>>>
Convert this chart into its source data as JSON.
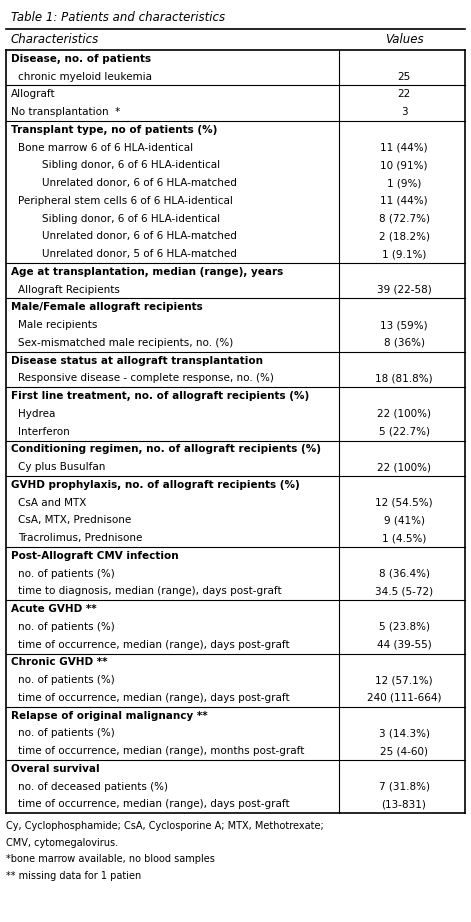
{
  "title": "Table 1: Patients and characteristics",
  "col1_header": "Characteristics",
  "col2_header": "Values",
  "rows": [
    {
      "text": "Disease, no. of patients",
      "value": "",
      "bold": true,
      "indent": 0,
      "section_start": true
    },
    {
      "text": "chronic myeloid leukemia",
      "value": "25",
      "bold": false,
      "indent": 1,
      "section_start": false
    },
    {
      "text": "Allograft",
      "value": "22",
      "bold": false,
      "indent": 0,
      "section_start": true
    },
    {
      "text": "No transplantation  *",
      "value": "3",
      "bold": false,
      "indent": 0,
      "section_start": false
    },
    {
      "text": "Transplant type, no of patients (%)",
      "value": "",
      "bold": true,
      "indent": 0,
      "section_start": true
    },
    {
      "text": "Bone marrow 6 of 6 HLA-identical",
      "value": "11 (44%)",
      "bold": false,
      "indent": 1,
      "section_start": false
    },
    {
      "text": "    Sibling donor, 6 of 6 HLA-identical",
      "value": "10 (91%)",
      "bold": false,
      "indent": 2,
      "section_start": false
    },
    {
      "text": "    Unrelated donor, 6 of 6 HLA-matched",
      "value": "1 (9%)",
      "bold": false,
      "indent": 2,
      "section_start": false
    },
    {
      "text": "Peripheral stem cells 6 of 6 HLA-identical",
      "value": "11 (44%)",
      "bold": false,
      "indent": 1,
      "section_start": false
    },
    {
      "text": "    Sibling donor, 6 of 6 HLA-identical",
      "value": "8 (72.7%)",
      "bold": false,
      "indent": 2,
      "section_start": false
    },
    {
      "text": "    Unrelated donor, 6 of 6 HLA-matched",
      "value": "2 (18.2%)",
      "bold": false,
      "indent": 2,
      "section_start": false
    },
    {
      "text": "    Unrelated donor, 5 of 6 HLA-matched",
      "value": "1 (9.1%)",
      "bold": false,
      "indent": 2,
      "section_start": false
    },
    {
      "text": "Age at transplantation, median (range), years",
      "value": "",
      "bold": true,
      "indent": 0,
      "section_start": true
    },
    {
      "text": "Allograft Recipients",
      "value": "39 (22-58)",
      "bold": false,
      "indent": 1,
      "section_start": false
    },
    {
      "text": "Male/Female allograft recipients",
      "value": "",
      "bold": true,
      "indent": 0,
      "section_start": true
    },
    {
      "text": "Male recipients",
      "value": "13 (59%)",
      "bold": false,
      "indent": 1,
      "section_start": false
    },
    {
      "text": "Sex-mismatched male recipients, no. (%)",
      "value": "8 (36%)",
      "bold": false,
      "indent": 1,
      "section_start": false
    },
    {
      "text": "Disease status at allograft transplantation",
      "value": "",
      "bold": true,
      "indent": 0,
      "section_start": true
    },
    {
      "text": "Responsive disease - complete response, no. (%)",
      "value": "18 (81.8%)",
      "bold": false,
      "indent": 1,
      "section_start": false
    },
    {
      "text": "First line treatment, no. of allograft recipients (%)",
      "value": "",
      "bold": true,
      "indent": 0,
      "section_start": true
    },
    {
      "text": "Hydrea",
      "value": "22 (100%)",
      "bold": false,
      "indent": 1,
      "section_start": false
    },
    {
      "text": "Interferon",
      "value": "5 (22.7%)",
      "bold": false,
      "indent": 1,
      "section_start": false
    },
    {
      "text": "Conditioning regimen, no. of allograft recipients (%)",
      "value": "",
      "bold": true,
      "indent": 0,
      "section_start": true
    },
    {
      "text": "Cy plus Busulfan",
      "value": "22 (100%)",
      "bold": false,
      "indent": 1,
      "section_start": false
    },
    {
      "text": "GVHD prophylaxis, no. of allograft recipients (%)",
      "value": "",
      "bold": true,
      "indent": 0,
      "section_start": true
    },
    {
      "text": "CsA and MTX",
      "value": "12 (54.5%)",
      "bold": false,
      "indent": 1,
      "section_start": false
    },
    {
      "text": "CsA, MTX, Prednisone",
      "value": "9 (41%)",
      "bold": false,
      "indent": 1,
      "section_start": false
    },
    {
      "text": "Tracrolimus, Prednisone",
      "value": "1 (4.5%)",
      "bold": false,
      "indent": 1,
      "section_start": false
    },
    {
      "text": "Post-Allograft CMV infection",
      "value": "",
      "bold": true,
      "indent": 0,
      "section_start": true
    },
    {
      "text": "no. of patients (%)",
      "value": "8 (36.4%)",
      "bold": false,
      "indent": 1,
      "section_start": false
    },
    {
      "text": "time to diagnosis, median (range), days post-graft",
      "value": "34.5 (5-72)",
      "bold": false,
      "indent": 1,
      "section_start": false
    },
    {
      "text": "Acute GVHD **",
      "value": "",
      "bold": true,
      "indent": 0,
      "section_start": true
    },
    {
      "text": "no. of patients (%)",
      "value": "5 (23.8%)",
      "bold": false,
      "indent": 1,
      "section_start": false
    },
    {
      "text": "time of occurrence, median (range), days post-graft",
      "value": "44 (39-55)",
      "bold": false,
      "indent": 1,
      "section_start": false
    },
    {
      "text": "Chronic GVHD **",
      "value": "",
      "bold": true,
      "indent": 0,
      "section_start": true
    },
    {
      "text": "no. of patients (%)",
      "value": "12 (57.1%)",
      "bold": false,
      "indent": 1,
      "section_start": false
    },
    {
      "text": "time of occurrence, median (range), days post-graft",
      "value": "240 (111-664)",
      "bold": false,
      "indent": 1,
      "section_start": false
    },
    {
      "text": "Relapse of original malignancy **",
      "value": "",
      "bold": true,
      "indent": 0,
      "section_start": true
    },
    {
      "text": "no. of patients (%)",
      "value": "3 (14.3%)",
      "bold": false,
      "indent": 1,
      "section_start": false
    },
    {
      "text": "time of occurrence, median (range), months post-graft",
      "value": "25 (4-60)",
      "bold": false,
      "indent": 1,
      "section_start": false
    },
    {
      "text": "Overal survival",
      "value": "",
      "bold": true,
      "indent": 0,
      "section_start": true
    },
    {
      "text": "no. of deceased patients (%)",
      "value": "7 (31.8%)",
      "bold": false,
      "indent": 1,
      "section_start": false
    },
    {
      "text": "time of occurrence, median (range), days post-graft",
      "value": "(13-831)",
      "bold": false,
      "indent": 1,
      "section_start": false
    }
  ],
  "footnotes": [
    "Cy, Cyclophosphamide; CsA, Cyclosporine A; MTX, Methotrexate;",
    "CMV, cytomegalovirus.",
    "*bone marrow available, no blood samples",
    "** missing data for 1 patien"
  ],
  "bg_color": "#ffffff",
  "text_color": "#000000",
  "line_color": "#000000",
  "font_size": 7.5,
  "header_font_size": 8.5,
  "col_split": 0.72
}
<<<
**What you need to do**
Go through the listing above and pull out each line containing the word "marrow".

**Answer to the exercise**
      "text": "Bone marrow 6 of 6 HLA-identical",
    "*bone marrow available, no blood samples",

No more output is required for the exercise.